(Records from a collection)
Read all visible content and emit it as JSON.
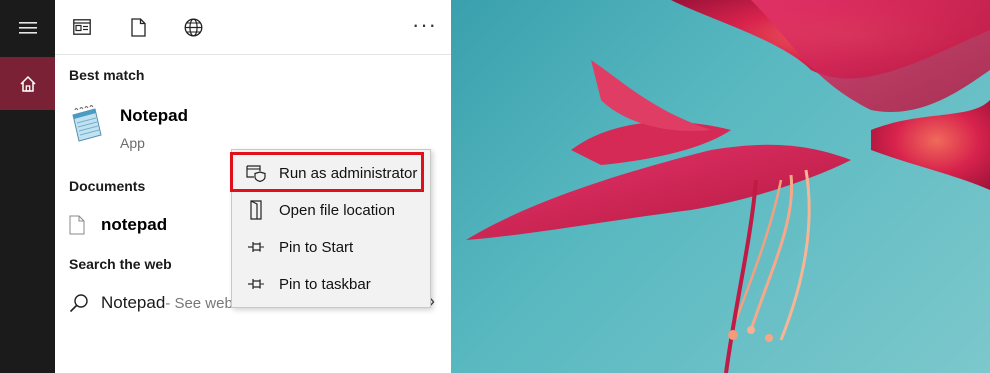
{
  "rail": {
    "menu_icon": "hamburger-icon",
    "home_icon": "home-icon"
  },
  "toolbar": {
    "icons": [
      "apps-view-icon",
      "document-icon",
      "web-globe-icon"
    ],
    "more_label": "···"
  },
  "best_match": {
    "title": "Best match",
    "app_name": "Notepad",
    "app_type": "App",
    "icon": "notepad-app-icon"
  },
  "documents": {
    "title": "Documents",
    "item": "notepad",
    "icon": "file-icon"
  },
  "search_web": {
    "title": "Search the web",
    "query": "Notepad",
    "suffix": " - See web results",
    "icon": "search-icon",
    "chevron": "›"
  },
  "context_menu": {
    "items": [
      {
        "label": "Run as administrator",
        "icon": "shield-window-icon"
      },
      {
        "label": "Open file location",
        "icon": "folder-open-icon"
      },
      {
        "label": "Pin to Start",
        "icon": "pin-icon"
      },
      {
        "label": "Pin to taskbar",
        "icon": "pin-icon"
      }
    ],
    "highlight_color": "#e0101a"
  },
  "colors": {
    "rail_bg": "#1b1b1b",
    "home_selected": "#7a2135",
    "photo_sky": "#4fb0bb",
    "flower": "#d8234d"
  }
}
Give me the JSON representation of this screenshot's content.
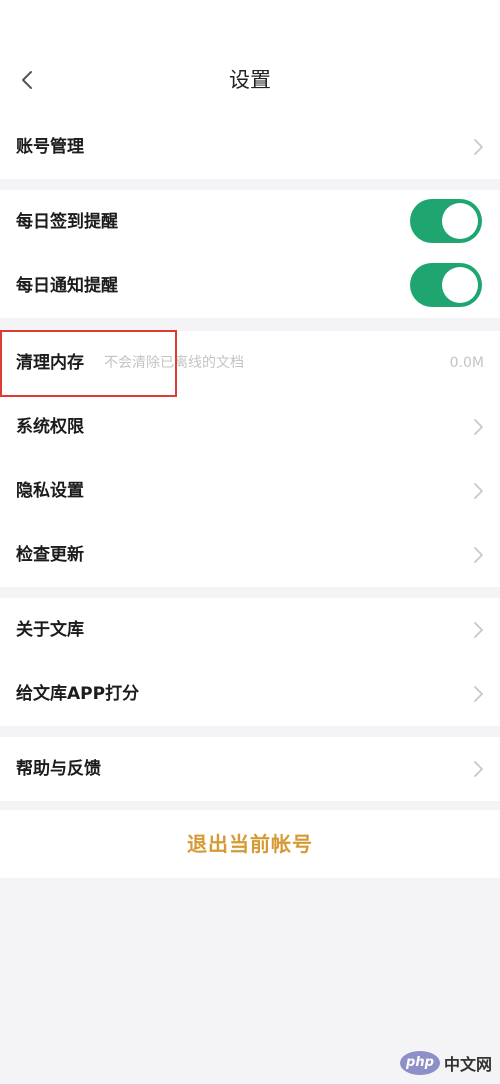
{
  "header": {
    "title": "设置",
    "back_icon": "chevron-left-icon"
  },
  "sections": {
    "account": {
      "label": "账号管理"
    },
    "reminders": {
      "daily_checkin": {
        "label": "每日签到提醒",
        "enabled": true
      },
      "daily_notify": {
        "label": "每日通知提醒",
        "enabled": true
      }
    },
    "system": {
      "clear_cache": {
        "label": "清理内存",
        "hint": "不会清除已离线的文档",
        "value": "0.0M"
      },
      "permissions": {
        "label": "系统权限"
      },
      "privacy": {
        "label": "隐私设置"
      },
      "update": {
        "label": "检查更新"
      }
    },
    "about": {
      "about_library": {
        "label": "关于文库"
      },
      "rate_app": {
        "label": "给文库APP打分"
      }
    },
    "help": {
      "feedback": {
        "label": "帮助与反馈"
      }
    }
  },
  "logout": {
    "label": "退出当前帐号"
  },
  "watermark": {
    "logo": "php",
    "text": "中文网"
  },
  "colors": {
    "accent_toggle": "#1fa570",
    "logout": "#d59a35",
    "highlight": "#e03a34"
  }
}
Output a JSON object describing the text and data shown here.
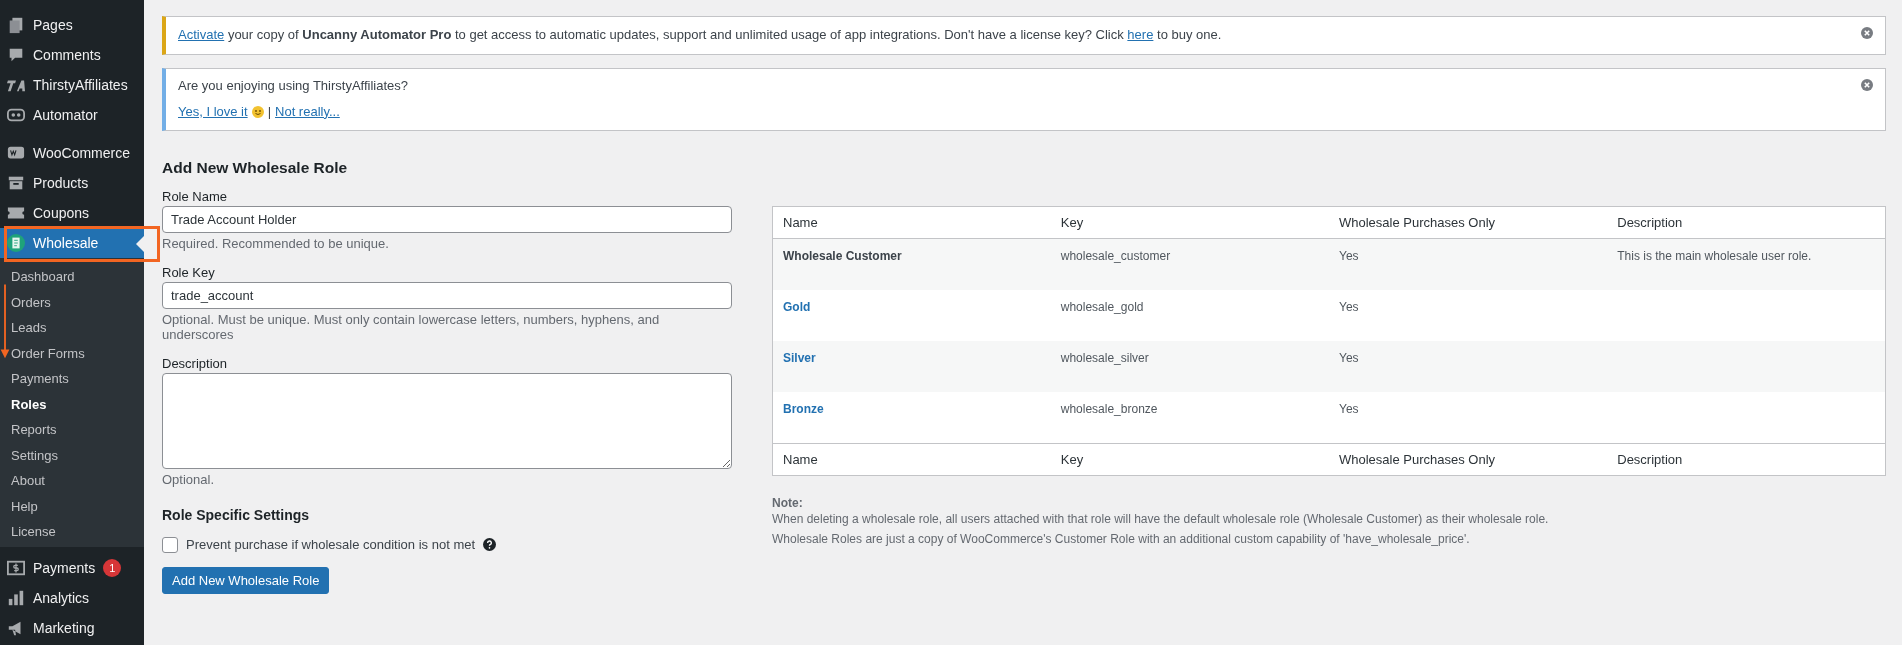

Directive -> Transcribe all of the material exactly, leaving out whatever pictures it contains.

Answer for the task ->
Read all visible content and emit it as JSON.
{
  "rail": {
    "menu_icon": "hamburger-icon",
    "home_icon": "home-icon"
  },
  "toolbar": {
    "icons": [
      "apps-view-icon",
      "document-icon",
      "web-globe-icon"
    ],
    "more_label": "···"
  },
  "best_match": {
    "title": "Best match",
    "app_name": "Notepad",
    "app_type": "App",
    "icon": "notepad-app-icon"
  },
  "documents": {
    "title": "Documents",
    "item": "notepad",
    "icon": "file-icon"
  },
  "search_web": {
    "title": "Search the web",
    "query": "Notepad",
    "suffix": " - See web results",
    "icon": "search-icon",
    "chevron": "›"
  },
  "context_menu": {
    "items": [
      {
        "label": "Run as administrator",
        "icon": "shield-window-icon"
      },
      {
        "label": "Open file location",
        "icon": "folder-open-icon"
      },
      {
        "label": "Pin to Start",
        "icon": "pin-icon"
      },
      {
        "label": "Pin to taskbar",
        "icon": "pin-icon"
      }
    ],
    "highlight_color": "#e0101a"
  },
  "colors": {
    "rail_bg": "#1b1b1b",
    "home_selected": "#7a2135",
    "photo_sky": "#4fb0bb",
    "flower": "#d8234d"
  }
}
Give me the JSON representation of this screenshot's content.
{
  "header": {
    "title": "设置",
    "back_icon": "chevron-left-icon"
  },
  "sections": {
    "account": {
      "label": "账号管理"
    },
    "reminders": {
      "daily_checkin": {
        "label": "每日签到提醒",
        "enabled": true
      },
      "daily_notify": {
        "label": "每日通知提醒",
        "enabled": true
      }
    },
    "system": {
      "clear_cache": {
        "label": "清理内存",
        "hint": "不会清除已离线的文档",
        "value": "0.0M"
      },
      "permissions": {
        "label": "系统权限"
      },
      "privacy": {
        "label": "隐私设置"
      },
      "update": {
        "label": "检查更新"
      }
    },
    "about": {
      "about_library": {
        "label": "关于文库"
      },
      "rate_app": {
        "label": "给文库APP打分"
      }
    },
    "help": {
      "feedback": {
        "label": "帮助与反馈"
      }
    }
  },
  "logout": {
    "label": "退出当前帐号"
  },
  "watermark": {
    "logo": "php",
    "text": "中文网"
  },
  "colors": {
    "accent_toggle": "#1fa570",
    "logout": "#d59a35",
    "highlight": "#e03a34"
  }
}
Output a JSON object describing the text and data shown here.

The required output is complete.